"""

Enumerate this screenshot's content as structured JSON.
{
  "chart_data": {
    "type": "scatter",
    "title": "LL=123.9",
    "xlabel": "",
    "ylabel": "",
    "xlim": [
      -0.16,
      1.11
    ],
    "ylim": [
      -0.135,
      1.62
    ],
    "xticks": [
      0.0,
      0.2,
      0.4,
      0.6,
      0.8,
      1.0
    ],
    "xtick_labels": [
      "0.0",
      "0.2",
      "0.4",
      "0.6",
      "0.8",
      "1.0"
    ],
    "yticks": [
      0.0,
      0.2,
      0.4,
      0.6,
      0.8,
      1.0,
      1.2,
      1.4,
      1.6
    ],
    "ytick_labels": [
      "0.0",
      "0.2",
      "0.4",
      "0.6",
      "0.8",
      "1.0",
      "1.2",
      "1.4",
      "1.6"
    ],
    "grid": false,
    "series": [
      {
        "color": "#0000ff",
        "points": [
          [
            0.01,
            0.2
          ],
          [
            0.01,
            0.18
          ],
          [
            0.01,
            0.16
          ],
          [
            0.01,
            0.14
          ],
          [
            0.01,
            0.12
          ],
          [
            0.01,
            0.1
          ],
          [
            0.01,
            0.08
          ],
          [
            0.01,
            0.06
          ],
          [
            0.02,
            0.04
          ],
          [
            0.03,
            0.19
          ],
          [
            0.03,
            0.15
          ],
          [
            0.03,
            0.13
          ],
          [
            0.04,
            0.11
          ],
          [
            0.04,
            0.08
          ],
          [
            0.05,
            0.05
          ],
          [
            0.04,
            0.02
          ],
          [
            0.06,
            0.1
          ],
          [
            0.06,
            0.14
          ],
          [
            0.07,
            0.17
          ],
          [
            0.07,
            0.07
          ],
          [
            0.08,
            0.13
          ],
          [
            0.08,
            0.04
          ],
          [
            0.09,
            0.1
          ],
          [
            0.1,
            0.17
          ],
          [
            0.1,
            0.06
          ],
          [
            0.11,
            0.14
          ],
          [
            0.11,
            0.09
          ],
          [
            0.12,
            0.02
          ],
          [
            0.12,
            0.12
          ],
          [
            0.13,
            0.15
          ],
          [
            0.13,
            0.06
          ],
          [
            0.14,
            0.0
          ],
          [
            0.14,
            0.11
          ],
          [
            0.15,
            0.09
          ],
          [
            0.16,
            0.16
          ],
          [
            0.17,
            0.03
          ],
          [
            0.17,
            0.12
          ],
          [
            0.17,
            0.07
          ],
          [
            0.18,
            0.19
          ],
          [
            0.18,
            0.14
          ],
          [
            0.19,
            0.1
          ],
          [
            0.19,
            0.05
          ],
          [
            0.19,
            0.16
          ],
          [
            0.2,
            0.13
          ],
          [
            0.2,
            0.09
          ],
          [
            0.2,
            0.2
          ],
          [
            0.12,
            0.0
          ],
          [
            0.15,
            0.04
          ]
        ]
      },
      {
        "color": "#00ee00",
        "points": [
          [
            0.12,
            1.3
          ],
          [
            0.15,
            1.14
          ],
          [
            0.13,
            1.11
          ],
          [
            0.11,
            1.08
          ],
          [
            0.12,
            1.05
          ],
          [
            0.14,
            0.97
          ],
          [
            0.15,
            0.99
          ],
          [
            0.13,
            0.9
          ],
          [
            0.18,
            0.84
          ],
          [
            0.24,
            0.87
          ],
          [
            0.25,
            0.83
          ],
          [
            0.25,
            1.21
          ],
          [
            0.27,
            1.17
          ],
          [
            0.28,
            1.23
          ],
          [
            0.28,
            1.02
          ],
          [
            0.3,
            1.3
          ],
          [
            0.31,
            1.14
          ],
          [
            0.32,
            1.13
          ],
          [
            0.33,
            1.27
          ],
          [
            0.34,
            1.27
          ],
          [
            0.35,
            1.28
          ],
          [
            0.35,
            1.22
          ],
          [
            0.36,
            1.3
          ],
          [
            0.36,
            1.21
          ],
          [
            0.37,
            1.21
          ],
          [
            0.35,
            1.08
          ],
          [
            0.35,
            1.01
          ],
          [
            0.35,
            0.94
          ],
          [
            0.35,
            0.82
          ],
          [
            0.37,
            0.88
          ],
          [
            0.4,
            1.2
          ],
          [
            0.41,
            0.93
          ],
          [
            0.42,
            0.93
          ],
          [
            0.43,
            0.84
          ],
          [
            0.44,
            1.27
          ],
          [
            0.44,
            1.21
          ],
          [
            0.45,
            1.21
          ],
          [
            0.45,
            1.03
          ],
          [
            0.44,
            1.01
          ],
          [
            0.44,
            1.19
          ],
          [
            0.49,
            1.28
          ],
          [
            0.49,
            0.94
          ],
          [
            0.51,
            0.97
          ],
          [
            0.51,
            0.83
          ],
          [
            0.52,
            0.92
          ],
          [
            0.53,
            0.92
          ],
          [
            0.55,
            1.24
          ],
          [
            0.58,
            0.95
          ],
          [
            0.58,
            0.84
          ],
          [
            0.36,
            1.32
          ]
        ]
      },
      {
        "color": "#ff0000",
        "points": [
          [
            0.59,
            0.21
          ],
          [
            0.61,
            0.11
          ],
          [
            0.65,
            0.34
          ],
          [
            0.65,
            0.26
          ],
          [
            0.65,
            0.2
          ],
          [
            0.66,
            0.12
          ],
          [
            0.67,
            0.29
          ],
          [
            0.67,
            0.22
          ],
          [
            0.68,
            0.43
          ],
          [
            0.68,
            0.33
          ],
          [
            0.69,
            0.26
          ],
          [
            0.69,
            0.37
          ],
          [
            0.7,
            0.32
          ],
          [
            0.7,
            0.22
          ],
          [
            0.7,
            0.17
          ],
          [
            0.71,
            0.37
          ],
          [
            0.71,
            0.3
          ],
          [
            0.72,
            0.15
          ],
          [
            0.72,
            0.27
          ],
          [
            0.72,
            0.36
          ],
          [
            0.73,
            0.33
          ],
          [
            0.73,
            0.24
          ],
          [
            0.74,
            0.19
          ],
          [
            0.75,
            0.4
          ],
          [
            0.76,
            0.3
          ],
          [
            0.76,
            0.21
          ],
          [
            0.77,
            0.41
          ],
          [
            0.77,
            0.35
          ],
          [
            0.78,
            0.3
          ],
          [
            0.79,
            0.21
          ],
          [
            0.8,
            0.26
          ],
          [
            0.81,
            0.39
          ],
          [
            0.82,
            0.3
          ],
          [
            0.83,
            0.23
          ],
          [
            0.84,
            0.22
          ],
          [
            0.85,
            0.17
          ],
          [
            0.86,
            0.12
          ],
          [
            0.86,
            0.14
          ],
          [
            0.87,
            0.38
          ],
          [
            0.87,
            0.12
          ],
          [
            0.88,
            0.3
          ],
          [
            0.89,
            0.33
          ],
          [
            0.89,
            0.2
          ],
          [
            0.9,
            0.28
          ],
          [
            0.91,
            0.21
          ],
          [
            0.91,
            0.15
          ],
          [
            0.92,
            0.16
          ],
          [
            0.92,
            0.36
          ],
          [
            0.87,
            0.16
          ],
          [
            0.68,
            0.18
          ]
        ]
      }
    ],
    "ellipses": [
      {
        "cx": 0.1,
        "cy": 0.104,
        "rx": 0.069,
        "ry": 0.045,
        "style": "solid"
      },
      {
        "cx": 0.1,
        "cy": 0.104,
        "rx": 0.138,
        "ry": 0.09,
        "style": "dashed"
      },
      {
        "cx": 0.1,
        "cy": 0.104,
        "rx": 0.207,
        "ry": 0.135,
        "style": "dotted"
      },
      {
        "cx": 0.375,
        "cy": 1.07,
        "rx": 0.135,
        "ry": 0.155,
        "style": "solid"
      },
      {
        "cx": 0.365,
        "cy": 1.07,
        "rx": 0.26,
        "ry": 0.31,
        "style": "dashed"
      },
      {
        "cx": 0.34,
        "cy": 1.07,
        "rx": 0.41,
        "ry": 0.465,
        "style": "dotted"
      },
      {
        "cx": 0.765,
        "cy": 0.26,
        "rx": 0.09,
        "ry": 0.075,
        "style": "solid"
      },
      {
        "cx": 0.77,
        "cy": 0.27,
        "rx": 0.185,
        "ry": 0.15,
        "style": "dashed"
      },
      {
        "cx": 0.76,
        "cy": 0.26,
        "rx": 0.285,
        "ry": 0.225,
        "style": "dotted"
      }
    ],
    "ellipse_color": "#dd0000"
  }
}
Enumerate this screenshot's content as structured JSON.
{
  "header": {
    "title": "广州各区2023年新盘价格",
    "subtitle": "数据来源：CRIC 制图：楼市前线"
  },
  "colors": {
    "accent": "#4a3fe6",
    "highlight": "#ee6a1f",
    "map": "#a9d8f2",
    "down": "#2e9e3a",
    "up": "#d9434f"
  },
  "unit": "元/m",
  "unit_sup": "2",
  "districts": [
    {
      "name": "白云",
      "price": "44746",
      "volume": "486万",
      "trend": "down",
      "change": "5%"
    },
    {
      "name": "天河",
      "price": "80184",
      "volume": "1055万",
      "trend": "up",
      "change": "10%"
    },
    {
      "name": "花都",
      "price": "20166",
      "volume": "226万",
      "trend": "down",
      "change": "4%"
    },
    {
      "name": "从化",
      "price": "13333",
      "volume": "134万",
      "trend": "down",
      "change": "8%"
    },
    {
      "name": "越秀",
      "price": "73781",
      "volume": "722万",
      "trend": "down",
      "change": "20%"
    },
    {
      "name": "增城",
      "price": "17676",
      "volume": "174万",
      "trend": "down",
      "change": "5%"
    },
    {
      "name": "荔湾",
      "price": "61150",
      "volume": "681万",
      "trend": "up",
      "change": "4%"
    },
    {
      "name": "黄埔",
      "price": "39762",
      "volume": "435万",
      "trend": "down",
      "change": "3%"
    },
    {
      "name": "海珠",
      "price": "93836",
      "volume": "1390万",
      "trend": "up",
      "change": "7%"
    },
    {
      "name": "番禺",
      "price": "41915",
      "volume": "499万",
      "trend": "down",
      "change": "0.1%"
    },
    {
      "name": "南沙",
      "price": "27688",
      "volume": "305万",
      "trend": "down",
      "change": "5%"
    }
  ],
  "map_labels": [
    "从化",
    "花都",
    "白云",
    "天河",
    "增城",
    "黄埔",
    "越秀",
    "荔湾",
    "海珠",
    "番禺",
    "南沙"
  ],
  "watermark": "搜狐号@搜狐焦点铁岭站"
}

"""

▸ **Exercise description**:
Write down every line of the data above that includes the string "change".

▸ **Response for this exercise**:
      "change": "5%"
      "change": "10%"
      "change": "4%"
      "change": "8%"
      "change": "20%"
      "change": "5%"
      "change": "4%"
      "change": "3%"
      "change": "7%"
      "change": "0.1%"
      "change": "5%"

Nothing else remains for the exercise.